┌────────

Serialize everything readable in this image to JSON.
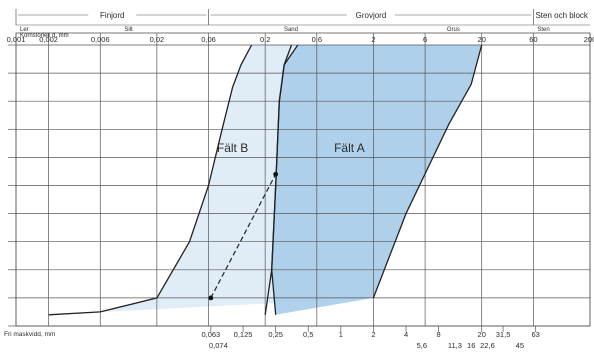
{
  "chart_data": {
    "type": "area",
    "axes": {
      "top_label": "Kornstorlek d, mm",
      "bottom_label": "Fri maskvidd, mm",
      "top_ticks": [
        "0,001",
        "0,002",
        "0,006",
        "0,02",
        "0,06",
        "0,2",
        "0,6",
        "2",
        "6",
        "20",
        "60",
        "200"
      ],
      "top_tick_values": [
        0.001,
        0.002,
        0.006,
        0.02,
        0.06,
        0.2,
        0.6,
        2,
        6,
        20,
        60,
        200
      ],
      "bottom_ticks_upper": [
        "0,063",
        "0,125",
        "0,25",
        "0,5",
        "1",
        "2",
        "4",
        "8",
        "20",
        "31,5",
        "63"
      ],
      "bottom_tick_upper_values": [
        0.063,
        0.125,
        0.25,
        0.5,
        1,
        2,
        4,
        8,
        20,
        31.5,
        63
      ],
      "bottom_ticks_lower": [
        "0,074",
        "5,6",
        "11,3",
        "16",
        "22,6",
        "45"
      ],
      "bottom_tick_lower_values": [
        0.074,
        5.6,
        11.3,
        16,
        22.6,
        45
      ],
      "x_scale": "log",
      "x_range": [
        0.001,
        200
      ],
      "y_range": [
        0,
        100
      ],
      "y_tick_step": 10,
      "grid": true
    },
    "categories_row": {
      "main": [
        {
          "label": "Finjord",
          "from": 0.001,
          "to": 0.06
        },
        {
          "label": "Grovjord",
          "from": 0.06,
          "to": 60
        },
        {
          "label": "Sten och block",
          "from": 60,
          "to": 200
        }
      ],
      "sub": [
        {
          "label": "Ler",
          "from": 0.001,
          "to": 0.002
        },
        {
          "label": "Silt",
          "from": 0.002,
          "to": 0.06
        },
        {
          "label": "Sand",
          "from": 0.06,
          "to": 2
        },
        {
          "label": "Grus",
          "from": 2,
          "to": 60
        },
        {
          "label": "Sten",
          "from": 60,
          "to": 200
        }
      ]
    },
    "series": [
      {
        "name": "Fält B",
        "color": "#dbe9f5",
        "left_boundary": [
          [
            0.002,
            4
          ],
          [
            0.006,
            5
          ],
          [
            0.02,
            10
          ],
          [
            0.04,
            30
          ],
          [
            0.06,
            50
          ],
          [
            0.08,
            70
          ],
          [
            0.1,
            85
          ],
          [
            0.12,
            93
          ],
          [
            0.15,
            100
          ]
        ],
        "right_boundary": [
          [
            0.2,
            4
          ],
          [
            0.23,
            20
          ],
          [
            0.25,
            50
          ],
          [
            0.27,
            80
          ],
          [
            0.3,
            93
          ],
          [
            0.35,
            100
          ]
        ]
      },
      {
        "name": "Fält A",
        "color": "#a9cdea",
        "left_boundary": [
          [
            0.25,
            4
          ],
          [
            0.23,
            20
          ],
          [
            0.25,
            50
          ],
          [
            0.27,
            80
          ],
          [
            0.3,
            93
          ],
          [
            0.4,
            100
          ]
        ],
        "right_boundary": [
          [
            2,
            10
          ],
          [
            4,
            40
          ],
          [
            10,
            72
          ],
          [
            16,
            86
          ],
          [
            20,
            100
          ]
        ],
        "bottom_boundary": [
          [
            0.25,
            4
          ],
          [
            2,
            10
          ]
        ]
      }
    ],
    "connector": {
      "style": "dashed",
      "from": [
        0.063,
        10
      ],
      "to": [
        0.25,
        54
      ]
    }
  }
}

└────────
┌────────

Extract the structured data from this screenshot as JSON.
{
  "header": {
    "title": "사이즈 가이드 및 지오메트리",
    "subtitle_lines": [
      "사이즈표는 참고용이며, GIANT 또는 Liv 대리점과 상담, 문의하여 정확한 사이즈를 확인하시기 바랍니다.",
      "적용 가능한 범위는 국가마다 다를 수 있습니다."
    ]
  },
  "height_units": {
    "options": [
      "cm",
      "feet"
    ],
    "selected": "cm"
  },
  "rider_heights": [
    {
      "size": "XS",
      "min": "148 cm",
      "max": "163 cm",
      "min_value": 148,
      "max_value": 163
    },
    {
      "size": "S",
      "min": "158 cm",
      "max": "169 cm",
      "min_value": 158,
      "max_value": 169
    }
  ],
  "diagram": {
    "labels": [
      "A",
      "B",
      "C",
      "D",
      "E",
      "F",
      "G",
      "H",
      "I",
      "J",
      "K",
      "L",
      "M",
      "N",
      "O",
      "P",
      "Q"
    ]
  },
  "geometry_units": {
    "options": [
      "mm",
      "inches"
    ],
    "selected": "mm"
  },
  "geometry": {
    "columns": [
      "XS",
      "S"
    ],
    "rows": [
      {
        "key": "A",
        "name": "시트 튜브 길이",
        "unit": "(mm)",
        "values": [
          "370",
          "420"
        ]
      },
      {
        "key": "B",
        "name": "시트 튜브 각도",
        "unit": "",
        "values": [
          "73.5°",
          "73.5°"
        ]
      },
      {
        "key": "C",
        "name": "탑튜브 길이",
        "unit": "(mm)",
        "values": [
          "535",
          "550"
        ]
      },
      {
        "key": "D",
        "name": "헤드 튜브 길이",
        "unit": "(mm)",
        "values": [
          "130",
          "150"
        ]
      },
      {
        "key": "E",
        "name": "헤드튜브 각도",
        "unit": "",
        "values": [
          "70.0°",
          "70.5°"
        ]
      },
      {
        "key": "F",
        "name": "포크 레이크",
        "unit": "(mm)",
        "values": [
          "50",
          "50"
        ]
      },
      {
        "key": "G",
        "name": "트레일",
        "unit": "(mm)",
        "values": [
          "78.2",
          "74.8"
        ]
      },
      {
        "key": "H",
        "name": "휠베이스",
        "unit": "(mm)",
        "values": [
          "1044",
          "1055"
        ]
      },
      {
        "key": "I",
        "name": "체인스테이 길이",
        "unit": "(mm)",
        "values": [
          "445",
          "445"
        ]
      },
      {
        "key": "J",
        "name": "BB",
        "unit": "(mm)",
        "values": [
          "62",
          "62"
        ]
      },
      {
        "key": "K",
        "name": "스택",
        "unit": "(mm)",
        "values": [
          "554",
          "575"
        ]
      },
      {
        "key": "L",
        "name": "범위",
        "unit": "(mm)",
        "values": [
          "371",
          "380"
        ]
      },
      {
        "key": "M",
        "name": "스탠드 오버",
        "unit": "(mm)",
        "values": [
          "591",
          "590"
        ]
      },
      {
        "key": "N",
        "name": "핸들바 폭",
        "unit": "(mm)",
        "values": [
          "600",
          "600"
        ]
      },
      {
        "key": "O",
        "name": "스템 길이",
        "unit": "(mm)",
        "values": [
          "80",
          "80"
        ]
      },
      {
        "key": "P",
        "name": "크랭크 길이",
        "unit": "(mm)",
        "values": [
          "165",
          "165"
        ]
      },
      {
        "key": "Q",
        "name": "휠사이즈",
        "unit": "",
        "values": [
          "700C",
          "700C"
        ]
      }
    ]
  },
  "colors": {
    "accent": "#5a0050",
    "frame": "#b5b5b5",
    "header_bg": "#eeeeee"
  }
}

└────────

Given problem = How many lines of these entries contain "from"? Answer with the number and nothing else.

Reply = 10